» **Short exercise**: Without the pictures, can you quote each line below exactly?

» **Stored items**:
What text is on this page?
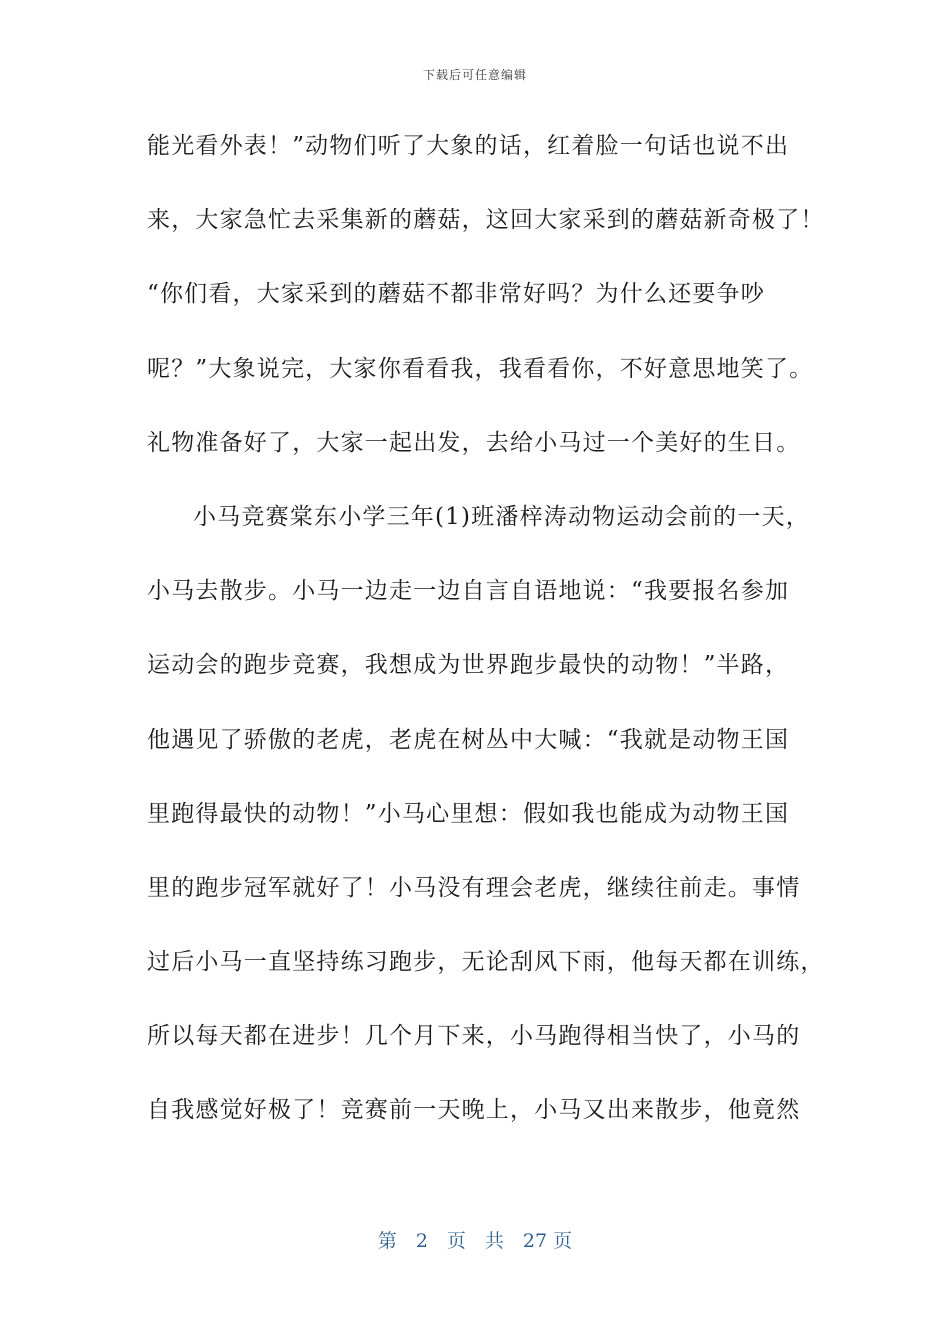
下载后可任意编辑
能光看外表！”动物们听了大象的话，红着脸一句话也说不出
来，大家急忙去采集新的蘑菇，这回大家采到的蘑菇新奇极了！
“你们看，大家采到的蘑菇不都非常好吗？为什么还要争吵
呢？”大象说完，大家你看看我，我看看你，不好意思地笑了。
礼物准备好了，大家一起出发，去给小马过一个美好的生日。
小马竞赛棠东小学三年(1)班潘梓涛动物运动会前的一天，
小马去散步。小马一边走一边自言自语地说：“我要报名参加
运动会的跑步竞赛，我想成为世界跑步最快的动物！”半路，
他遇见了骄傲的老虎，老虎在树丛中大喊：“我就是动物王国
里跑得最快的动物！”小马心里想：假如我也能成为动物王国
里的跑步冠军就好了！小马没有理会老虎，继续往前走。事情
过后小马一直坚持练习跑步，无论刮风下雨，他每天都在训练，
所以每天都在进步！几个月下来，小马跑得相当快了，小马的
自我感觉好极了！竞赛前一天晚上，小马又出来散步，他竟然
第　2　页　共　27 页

» **Correct output**:
What text is on this page?
下载后可任意编辑
能光看外表！”动物们听了大象的话，红着脸一句话也说不出
来，大家急忙去采集新的蘑菇，这回大家采到的蘑菇新奇极了！
“你们看，大家采到的蘑菇不都非常好吗？为什么还要争吵
呢？”大象说完，大家你看看我，我看看你，不好意思地笑了。
礼物准备好了，大家一起出发，去给小马过一个美好的生日。
小马竞赛棠东小学三年(1)班潘梓涛动物运动会前的一天，
小马去散步。小马一边走一边自言自语地说：“我要报名参加
运动会的跑步竞赛，我想成为世界跑步最快的动物！”半路，
他遇见了骄傲的老虎，老虎在树丛中大喊：“我就是动物王国
里跑得最快的动物！”小马心里想：假如我也能成为动物王国
里的跑步冠军就好了！小马没有理会老虎，继续往前走。事情
过后小马一直坚持练习跑步，无论刮风下雨，他每天都在训练，
所以每天都在进步！几个月下来，小马跑得相当快了，小马的
自我感觉好极了！竞赛前一天晚上，小马又出来散步，他竟然
第　2　页　共　27 页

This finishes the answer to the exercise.